Document passage:
Somerset Levels & Moors
The Somerset Levels and Moors are one of the most important inland wetland landscapes in Britain, if not the world.
The Levels stretch along the coast and are a clay belt about 6 metres above sea level whereas the Moors are inland flood plains only about 3 metres above sea level.
This quiet and distinctive landscape is valued as a place to relax and unwind. It is home to a diverse range of wildlife including wading birds, curlews, bitterns, otters, dragonflies and an abundance of wildflowers. In winter over 80,000 water birds gather across the area and often flocks of thousands of starlings can be seen swirling in the skies at dusk before coming to roost in the reed beds.
After the last glaciation period ended 10,000 years ago, sea levels rose rapidly. The Somerset Levels and Moors were under water until ca. 4500 BC when peat deposits began to form in salt marsh, fen and raised bog environments. Significant archaeological finds have been made locally, due to the excellent preservation properties of the peaty soils. Most famed amongst these are the Iron Age Lake Village, discovered near Glastonbury, and an ancient wooden causeway thought to be around 4000 years old.

Written request:
From the Somerset Levels and Moors text, list each kind of wildlife named in the sentence that begins "It is home to a diverse range of wildlife".

Listed entries:
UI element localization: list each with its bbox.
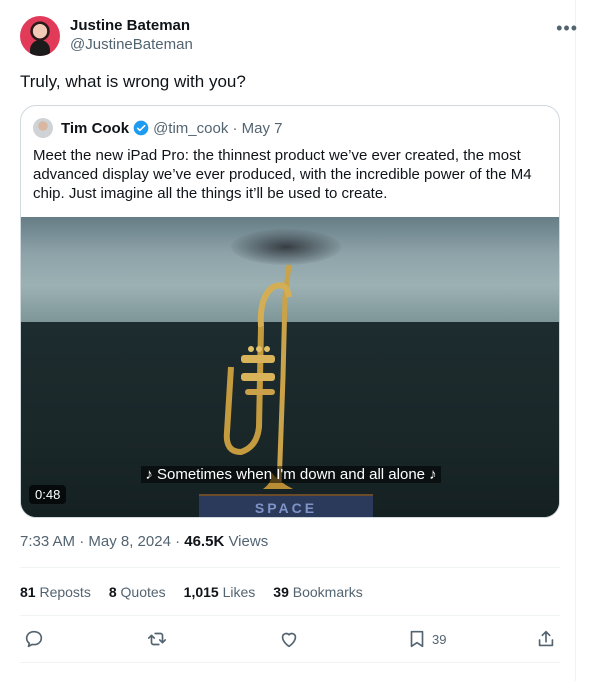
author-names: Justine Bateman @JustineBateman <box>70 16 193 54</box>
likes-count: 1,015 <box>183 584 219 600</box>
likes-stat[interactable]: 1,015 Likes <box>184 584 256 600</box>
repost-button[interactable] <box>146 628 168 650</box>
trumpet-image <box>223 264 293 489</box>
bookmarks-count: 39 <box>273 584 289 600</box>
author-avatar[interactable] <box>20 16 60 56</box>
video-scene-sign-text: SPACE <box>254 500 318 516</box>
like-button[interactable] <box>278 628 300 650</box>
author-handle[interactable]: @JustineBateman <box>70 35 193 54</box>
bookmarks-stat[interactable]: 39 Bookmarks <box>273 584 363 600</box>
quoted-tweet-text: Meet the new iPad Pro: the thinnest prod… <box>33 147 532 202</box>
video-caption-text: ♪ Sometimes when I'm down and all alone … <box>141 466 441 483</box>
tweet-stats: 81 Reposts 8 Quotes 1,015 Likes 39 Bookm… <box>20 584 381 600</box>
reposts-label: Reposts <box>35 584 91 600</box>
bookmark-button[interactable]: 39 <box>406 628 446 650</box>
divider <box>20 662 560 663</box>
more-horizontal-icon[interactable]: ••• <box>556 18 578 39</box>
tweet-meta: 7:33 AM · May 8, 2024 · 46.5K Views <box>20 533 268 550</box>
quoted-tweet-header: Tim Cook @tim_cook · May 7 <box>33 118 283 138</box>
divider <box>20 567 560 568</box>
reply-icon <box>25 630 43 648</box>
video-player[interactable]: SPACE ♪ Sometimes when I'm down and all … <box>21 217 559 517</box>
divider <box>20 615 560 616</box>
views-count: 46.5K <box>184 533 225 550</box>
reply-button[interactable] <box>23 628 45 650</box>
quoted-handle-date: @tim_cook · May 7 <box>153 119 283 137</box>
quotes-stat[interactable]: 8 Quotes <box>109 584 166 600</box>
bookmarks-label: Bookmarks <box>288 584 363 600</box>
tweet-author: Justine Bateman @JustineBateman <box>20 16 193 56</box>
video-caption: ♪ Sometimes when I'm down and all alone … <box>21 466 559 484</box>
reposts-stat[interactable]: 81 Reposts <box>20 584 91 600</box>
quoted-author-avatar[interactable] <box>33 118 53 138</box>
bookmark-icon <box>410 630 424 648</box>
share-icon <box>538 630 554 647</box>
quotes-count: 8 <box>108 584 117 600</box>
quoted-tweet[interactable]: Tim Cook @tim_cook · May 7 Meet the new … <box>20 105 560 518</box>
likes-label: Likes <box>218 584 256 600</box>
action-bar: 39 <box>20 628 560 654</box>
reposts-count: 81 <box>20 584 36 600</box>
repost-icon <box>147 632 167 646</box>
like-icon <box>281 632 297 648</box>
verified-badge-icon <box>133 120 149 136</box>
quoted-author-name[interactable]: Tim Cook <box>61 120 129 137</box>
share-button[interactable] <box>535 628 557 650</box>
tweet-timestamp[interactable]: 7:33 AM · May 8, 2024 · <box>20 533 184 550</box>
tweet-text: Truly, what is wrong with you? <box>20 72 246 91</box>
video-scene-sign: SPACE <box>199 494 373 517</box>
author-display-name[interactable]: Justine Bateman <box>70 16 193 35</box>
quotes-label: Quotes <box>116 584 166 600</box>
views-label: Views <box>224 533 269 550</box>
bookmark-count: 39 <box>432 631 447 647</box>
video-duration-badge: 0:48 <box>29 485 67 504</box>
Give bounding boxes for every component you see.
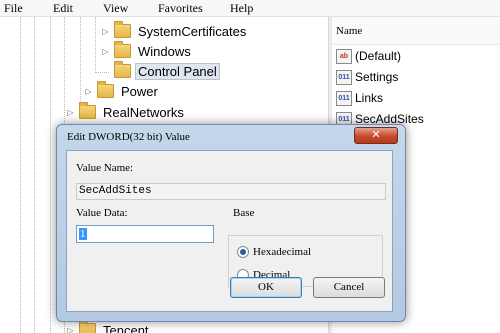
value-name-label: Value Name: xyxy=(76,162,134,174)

Result of the task:
- wading birds
- curlews
- bitterns
- otters
- dragonflies
- wildflowers